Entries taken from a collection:
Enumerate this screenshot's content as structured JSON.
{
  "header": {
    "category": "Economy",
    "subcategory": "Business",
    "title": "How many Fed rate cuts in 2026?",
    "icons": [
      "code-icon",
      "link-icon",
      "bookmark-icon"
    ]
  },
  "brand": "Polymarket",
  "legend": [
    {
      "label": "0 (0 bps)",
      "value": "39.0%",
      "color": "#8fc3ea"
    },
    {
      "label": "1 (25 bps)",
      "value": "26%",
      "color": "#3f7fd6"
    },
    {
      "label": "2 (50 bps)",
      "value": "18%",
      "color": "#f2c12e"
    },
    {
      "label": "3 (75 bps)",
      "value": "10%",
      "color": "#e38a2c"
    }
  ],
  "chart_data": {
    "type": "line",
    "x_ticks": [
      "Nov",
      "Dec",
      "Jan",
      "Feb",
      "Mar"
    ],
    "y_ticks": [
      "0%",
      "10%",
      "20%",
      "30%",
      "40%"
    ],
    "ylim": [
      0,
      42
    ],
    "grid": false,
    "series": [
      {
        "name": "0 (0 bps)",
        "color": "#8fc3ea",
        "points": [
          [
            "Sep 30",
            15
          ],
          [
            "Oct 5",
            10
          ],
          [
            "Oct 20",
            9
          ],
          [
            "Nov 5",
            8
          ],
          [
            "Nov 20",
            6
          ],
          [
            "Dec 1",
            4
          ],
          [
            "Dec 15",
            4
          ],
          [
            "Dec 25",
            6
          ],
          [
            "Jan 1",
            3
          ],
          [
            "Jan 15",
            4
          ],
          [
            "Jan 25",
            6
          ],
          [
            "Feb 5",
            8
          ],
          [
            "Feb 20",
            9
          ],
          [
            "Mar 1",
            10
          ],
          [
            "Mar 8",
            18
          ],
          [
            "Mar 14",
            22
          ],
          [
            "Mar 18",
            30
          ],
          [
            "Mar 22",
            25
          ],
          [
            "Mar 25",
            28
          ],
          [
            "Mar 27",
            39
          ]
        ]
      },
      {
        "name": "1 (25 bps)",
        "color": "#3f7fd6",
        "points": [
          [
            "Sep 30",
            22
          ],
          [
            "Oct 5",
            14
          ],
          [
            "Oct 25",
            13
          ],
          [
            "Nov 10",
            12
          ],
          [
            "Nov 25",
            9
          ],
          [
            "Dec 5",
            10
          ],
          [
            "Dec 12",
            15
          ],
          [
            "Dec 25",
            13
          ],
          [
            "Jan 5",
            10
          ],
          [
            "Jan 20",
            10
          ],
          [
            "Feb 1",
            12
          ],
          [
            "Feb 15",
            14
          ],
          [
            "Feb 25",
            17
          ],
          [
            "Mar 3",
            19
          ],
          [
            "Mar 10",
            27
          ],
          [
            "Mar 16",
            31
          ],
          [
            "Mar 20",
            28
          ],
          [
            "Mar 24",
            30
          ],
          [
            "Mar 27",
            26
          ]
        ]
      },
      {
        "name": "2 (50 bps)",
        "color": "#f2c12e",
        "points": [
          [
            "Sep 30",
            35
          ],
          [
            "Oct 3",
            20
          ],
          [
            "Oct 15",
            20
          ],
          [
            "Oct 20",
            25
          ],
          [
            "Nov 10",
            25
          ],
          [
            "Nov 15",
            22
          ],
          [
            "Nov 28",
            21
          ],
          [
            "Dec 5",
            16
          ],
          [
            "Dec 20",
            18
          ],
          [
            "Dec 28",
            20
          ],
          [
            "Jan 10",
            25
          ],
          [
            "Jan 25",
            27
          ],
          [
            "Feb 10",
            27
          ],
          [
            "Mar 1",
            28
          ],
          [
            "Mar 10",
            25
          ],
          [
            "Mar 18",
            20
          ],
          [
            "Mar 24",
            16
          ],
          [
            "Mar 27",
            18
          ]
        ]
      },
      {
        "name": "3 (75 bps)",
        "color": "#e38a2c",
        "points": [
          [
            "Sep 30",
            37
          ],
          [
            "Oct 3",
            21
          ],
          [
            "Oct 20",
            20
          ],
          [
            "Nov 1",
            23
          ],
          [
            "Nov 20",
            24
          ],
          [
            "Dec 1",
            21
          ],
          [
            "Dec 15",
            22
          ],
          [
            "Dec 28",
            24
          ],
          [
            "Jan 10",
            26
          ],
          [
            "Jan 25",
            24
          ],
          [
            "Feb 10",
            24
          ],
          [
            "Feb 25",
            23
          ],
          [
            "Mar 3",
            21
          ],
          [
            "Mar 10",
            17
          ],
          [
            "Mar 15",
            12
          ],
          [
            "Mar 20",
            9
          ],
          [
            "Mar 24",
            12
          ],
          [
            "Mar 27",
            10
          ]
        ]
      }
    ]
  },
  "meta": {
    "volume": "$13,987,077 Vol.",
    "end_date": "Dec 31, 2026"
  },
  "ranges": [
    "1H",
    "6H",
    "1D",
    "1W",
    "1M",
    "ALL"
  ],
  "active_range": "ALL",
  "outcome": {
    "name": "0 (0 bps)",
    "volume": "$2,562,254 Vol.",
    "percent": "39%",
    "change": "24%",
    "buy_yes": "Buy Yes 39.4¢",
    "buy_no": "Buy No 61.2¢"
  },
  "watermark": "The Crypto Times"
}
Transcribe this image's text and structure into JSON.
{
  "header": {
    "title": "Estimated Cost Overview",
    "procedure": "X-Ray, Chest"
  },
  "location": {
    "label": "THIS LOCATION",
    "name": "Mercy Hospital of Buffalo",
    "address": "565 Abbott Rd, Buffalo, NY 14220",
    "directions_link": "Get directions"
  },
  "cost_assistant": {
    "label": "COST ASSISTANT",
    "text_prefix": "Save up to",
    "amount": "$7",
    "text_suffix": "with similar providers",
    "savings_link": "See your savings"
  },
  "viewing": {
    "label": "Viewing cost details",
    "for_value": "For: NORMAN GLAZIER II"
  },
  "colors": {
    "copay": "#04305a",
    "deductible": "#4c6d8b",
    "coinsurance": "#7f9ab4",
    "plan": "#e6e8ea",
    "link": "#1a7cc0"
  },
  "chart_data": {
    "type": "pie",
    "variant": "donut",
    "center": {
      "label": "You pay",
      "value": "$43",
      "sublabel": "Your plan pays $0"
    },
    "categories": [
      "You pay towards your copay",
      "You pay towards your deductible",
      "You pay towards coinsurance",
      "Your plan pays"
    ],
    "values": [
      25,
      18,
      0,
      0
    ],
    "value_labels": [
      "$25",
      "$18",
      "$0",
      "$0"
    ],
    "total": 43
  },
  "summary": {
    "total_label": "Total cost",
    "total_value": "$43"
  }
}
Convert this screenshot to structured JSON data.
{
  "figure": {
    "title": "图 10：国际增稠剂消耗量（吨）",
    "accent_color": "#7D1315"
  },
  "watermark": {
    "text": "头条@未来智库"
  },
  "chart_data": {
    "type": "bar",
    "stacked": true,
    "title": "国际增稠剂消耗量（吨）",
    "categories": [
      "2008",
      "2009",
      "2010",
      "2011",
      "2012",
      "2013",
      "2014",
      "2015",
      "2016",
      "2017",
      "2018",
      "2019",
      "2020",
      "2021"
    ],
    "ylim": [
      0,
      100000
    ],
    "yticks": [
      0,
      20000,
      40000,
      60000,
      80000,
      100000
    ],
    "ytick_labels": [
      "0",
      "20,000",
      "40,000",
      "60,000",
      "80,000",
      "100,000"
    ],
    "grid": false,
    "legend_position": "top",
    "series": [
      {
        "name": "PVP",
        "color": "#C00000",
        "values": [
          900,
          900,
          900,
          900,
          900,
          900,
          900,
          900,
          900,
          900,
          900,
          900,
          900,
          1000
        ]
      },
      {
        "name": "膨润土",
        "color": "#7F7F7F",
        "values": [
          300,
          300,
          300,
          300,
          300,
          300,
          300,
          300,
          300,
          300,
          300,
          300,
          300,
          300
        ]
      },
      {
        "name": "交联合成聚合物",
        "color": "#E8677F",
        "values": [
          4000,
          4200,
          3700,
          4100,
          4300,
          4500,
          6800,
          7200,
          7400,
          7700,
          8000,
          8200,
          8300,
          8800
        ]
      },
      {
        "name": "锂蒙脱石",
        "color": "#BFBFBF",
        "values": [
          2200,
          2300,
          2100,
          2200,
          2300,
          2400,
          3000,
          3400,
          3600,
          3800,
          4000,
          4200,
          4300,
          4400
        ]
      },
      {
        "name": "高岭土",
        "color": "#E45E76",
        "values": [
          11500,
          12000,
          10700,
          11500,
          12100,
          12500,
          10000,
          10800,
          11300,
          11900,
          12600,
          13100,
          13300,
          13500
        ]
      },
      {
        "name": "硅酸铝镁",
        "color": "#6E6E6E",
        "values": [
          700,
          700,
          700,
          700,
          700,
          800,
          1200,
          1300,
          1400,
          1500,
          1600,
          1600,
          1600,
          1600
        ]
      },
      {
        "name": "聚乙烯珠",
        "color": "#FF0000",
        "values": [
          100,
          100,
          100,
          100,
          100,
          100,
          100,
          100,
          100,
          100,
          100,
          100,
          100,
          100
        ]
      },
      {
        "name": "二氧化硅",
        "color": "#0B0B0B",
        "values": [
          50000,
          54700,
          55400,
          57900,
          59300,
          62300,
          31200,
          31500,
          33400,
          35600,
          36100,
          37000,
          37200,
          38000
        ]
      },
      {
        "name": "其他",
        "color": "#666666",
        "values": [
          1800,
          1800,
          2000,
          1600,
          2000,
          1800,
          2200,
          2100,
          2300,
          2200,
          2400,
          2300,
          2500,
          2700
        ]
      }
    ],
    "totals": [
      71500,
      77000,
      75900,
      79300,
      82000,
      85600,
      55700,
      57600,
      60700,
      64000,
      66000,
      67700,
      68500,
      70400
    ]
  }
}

▶ _WHAT TO WORK ON_
Pull every line containing "screenshot" from the material above.

▶ _OUTPUT FOR THIS TASK_
Enumerate this screenshot's content as structured JSON.
Convert this screenshot to structured JSON data.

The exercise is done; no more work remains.